[Figure record listings]
..............................

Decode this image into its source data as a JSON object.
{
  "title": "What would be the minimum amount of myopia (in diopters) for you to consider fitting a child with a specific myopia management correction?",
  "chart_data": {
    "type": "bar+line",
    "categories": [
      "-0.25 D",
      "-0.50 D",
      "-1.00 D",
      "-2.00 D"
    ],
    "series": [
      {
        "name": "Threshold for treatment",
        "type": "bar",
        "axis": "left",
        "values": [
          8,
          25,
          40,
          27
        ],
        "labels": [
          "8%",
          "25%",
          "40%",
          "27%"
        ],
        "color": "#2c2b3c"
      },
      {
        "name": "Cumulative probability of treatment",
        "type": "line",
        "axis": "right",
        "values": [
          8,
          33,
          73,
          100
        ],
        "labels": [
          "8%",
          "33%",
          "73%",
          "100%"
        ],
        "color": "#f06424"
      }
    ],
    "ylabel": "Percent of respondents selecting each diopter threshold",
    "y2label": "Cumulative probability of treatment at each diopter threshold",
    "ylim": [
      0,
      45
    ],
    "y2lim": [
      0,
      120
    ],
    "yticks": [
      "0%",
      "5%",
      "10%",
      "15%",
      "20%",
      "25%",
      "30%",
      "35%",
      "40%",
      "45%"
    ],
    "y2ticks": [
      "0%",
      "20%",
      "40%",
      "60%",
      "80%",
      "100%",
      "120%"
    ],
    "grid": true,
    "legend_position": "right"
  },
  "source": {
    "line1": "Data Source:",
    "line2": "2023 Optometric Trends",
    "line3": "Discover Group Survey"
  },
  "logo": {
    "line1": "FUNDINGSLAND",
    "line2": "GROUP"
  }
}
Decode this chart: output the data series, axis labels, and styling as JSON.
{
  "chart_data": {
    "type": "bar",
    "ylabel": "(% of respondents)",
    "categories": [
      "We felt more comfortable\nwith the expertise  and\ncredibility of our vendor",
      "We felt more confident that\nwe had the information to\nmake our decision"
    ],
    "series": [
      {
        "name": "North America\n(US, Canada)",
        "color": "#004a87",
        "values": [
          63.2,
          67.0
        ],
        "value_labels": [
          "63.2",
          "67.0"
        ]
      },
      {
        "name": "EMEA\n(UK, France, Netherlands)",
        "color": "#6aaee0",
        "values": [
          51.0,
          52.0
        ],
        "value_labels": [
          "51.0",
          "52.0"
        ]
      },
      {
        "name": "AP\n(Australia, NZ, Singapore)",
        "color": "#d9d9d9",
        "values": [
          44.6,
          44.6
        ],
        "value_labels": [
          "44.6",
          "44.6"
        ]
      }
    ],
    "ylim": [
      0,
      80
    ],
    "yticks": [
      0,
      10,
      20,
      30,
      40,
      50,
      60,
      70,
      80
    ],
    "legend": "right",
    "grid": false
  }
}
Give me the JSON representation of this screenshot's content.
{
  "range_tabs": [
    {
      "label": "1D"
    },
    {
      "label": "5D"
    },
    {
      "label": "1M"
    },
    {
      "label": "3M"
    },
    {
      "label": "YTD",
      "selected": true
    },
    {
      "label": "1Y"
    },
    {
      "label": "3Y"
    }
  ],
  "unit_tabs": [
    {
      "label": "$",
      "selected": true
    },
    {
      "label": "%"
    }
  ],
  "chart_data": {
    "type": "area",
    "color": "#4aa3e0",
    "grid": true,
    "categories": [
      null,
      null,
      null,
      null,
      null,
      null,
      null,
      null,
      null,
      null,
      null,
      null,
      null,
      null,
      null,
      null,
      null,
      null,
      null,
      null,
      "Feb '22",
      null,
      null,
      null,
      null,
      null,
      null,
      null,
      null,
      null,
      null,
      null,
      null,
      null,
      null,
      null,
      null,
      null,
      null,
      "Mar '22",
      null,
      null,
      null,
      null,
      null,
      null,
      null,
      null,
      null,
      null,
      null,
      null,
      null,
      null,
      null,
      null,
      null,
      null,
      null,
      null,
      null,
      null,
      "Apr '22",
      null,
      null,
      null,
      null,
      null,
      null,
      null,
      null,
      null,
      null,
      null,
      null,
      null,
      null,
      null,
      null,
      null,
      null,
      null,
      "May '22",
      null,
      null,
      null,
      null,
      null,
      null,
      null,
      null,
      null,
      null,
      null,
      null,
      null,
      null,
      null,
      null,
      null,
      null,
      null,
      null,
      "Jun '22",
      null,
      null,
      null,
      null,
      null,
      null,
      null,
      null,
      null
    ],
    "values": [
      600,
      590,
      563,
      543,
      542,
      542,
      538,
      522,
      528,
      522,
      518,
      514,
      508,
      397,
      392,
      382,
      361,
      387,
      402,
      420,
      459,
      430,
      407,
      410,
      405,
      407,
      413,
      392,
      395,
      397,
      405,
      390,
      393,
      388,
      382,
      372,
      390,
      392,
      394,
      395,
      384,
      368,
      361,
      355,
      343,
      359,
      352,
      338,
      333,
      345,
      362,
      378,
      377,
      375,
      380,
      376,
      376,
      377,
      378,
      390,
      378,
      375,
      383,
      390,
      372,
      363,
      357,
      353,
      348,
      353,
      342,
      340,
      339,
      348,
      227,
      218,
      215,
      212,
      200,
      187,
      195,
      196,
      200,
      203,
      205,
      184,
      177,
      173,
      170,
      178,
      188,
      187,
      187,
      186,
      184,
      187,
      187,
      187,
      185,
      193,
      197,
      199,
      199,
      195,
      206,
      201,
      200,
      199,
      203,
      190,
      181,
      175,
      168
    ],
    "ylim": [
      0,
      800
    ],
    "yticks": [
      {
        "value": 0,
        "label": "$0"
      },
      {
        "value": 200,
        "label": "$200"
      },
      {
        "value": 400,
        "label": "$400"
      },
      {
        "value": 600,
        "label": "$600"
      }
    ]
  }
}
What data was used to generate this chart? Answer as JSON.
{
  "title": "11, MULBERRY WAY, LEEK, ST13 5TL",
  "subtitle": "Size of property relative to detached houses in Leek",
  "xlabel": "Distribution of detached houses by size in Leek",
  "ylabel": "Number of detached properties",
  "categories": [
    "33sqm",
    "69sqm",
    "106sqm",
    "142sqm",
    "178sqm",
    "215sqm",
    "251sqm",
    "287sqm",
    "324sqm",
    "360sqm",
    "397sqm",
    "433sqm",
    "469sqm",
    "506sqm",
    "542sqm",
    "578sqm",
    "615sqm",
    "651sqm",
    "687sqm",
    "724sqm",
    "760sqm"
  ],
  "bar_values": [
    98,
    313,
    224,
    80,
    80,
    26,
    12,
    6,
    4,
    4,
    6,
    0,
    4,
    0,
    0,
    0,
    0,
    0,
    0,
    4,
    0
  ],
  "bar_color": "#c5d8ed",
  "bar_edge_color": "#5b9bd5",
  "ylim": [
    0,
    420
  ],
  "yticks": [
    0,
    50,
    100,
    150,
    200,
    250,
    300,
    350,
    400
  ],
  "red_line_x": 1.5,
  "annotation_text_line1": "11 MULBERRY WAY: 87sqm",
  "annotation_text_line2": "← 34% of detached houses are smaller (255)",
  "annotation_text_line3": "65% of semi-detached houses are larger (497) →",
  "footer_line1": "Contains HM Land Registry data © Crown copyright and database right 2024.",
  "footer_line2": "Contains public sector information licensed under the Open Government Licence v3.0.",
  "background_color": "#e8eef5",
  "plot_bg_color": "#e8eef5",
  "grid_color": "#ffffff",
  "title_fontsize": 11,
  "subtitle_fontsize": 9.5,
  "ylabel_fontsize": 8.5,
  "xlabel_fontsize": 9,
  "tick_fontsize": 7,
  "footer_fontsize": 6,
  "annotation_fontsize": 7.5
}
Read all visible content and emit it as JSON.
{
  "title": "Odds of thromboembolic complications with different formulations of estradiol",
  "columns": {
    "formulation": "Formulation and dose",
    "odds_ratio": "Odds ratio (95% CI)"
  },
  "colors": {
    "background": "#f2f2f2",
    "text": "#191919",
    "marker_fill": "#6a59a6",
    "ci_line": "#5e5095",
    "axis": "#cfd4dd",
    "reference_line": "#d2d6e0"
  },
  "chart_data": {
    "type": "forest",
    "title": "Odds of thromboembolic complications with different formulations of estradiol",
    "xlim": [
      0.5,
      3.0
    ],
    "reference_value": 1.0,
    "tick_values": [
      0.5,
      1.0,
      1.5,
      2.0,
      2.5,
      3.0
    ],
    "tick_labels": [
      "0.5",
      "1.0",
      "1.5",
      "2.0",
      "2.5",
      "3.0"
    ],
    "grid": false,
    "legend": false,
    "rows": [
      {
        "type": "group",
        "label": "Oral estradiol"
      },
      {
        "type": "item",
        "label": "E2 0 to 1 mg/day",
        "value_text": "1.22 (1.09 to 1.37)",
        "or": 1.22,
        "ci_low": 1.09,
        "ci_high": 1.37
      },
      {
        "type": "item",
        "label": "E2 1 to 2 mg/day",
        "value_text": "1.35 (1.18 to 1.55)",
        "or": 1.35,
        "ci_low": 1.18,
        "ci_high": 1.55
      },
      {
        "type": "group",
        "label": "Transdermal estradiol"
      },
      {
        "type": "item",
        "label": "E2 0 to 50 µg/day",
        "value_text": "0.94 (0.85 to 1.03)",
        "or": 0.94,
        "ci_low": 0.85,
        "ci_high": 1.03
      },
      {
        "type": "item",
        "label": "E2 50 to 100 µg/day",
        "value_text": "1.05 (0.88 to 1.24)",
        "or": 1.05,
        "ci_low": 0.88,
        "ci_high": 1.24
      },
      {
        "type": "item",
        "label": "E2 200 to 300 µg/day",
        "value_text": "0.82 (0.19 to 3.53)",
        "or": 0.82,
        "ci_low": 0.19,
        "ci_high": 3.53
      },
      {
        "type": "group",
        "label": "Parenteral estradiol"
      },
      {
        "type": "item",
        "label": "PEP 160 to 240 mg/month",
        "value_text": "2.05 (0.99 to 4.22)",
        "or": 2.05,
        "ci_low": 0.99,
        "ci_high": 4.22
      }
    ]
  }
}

..............................

## Task
Search the data for "felt". Copy every line that has it.

## Finished task
      "We felt more comfortable\nwith the expertise  and\ncredibility of our vendor",
      "We felt more confident that\nwe had the information to\nmake our decision"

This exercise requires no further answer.